- **GIVEN INSTRUCTION**
Return the records exactly as they are.

- **PROVIDED MATERIAL**
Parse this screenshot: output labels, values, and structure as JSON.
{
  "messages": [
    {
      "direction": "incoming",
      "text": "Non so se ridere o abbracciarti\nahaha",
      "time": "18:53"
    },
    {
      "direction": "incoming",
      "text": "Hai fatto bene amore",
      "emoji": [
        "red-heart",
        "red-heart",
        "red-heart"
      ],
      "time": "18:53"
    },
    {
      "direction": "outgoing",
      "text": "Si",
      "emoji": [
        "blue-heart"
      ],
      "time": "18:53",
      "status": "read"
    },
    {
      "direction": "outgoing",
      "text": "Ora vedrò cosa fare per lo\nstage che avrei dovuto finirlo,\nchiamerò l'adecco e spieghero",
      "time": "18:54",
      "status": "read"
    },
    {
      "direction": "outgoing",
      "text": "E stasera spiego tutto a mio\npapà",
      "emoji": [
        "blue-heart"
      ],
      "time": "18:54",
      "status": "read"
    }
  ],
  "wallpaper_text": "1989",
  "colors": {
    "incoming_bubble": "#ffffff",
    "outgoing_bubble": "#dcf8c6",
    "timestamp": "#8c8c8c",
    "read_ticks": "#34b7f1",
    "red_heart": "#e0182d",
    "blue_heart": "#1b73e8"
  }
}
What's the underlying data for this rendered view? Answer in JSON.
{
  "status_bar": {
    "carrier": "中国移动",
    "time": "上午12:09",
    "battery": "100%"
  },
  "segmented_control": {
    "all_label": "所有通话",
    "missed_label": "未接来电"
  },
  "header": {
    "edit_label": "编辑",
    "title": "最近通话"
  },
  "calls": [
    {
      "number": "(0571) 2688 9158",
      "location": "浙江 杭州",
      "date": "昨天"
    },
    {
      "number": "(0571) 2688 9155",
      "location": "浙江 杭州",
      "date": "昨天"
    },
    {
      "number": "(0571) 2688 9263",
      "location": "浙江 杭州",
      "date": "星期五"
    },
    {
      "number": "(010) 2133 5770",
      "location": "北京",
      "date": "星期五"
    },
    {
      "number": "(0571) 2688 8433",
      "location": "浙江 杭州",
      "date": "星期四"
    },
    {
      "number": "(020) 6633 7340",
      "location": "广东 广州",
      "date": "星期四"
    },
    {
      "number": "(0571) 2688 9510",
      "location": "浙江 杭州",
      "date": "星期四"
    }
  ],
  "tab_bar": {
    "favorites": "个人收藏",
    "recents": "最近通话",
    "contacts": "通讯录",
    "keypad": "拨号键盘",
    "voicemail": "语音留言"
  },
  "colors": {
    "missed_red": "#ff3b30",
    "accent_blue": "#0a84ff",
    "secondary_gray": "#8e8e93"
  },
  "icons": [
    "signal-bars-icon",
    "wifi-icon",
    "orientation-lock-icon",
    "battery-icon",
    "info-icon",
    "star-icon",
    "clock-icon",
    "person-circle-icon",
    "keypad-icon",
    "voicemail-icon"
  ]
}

- **TASK RESULT**
Parse this screenshot: output labels, values, and structure as JSON.
{
  "messages": [
    {
      "direction": "incoming",
      "text": "Non so se ridere o abbracciarti\nahaha",
      "time": "18:53"
    },
    {
      "direction": "incoming",
      "text": "Hai fatto bene amore",
      "emoji": [
        "red-heart",
        "red-heart",
        "red-heart"
      ],
      "time": "18:53"
    },
    {
      "direction": "outgoing",
      "text": "Si",
      "emoji": [
        "blue-heart"
      ],
      "time": "18:53",
      "status": "read"
    },
    {
      "direction": "outgoing",
      "text": "Ora vedrò cosa fare per lo\nstage che avrei dovuto finirlo,\nchiamerò l'adecco e spieghero",
      "time": "18:54",
      "status": "read"
    },
    {
      "direction": "outgoing",
      "text": "E stasera spiego tutto a mio\npapà",
      "emoji": [
        "blue-heart"
      ],
      "time": "18:54",
      "status": "read"
    }
  ],
  "wallpaper_text": "1989",
  "colors": {
    "incoming_bubble": "#ffffff",
    "outgoing_bubble": "#dcf8c6",
    "timestamp": "#8c8c8c",
    "read_ticks": "#34b7f1",
    "red_heart": "#e0182d",
    "blue_heart": "#1b73e8"
  }
}
What's the underlying data for this rendered view? Answer in JSON.
{
  "status_bar": {
    "carrier": "中国移动",
    "time": "上午12:09",
    "battery": "100%"
  },
  "segmented_control": {
    "all_label": "所有通话",
    "missed_label": "未接来电"
  },
  "header": {
    "edit_label": "编辑",
    "title": "最近通话"
  },
  "calls": [
    {
      "number": "(0571) 2688 9158",
      "location": "浙江 杭州",
      "date": "昨天"
    },
    {
      "number": "(0571) 2688 9155",
      "location": "浙江 杭州",
      "date": "昨天"
    },
    {
      "number": "(0571) 2688 9263",
      "location": "浙江 杭州",
      "date": "星期五"
    },
    {
      "number": "(010) 2133 5770",
      "location": "北京",
      "date": "星期五"
    },
    {
      "number": "(0571) 2688 8433",
      "location": "浙江 杭州",
      "date": "星期四"
    },
    {
      "number": "(020) 6633 7340",
      "location": "广东 广州",
      "date": "星期四"
    },
    {
      "number": "(0571) 2688 9510",
      "location": "浙江 杭州",
      "date": "星期四"
    }
  ],
  "tab_bar": {
    "favorites": "个人收藏",
    "recents": "最近通话",
    "contacts": "通讯录",
    "keypad": "拨号键盘",
    "voicemail": "语音留言"
  },
  "colors": {
    "missed_red": "#ff3b30",
    "accent_blue": "#0a84ff",
    "secondary_gray": "#8e8e93"
  },
  "icons": [
    "signal-bars-icon",
    "wifi-icon",
    "orientation-lock-icon",
    "battery-icon",
    "info-icon",
    "star-icon",
    "clock-icon",
    "person-circle-icon",
    "keypad-icon",
    "voicemail-icon"
  ]
}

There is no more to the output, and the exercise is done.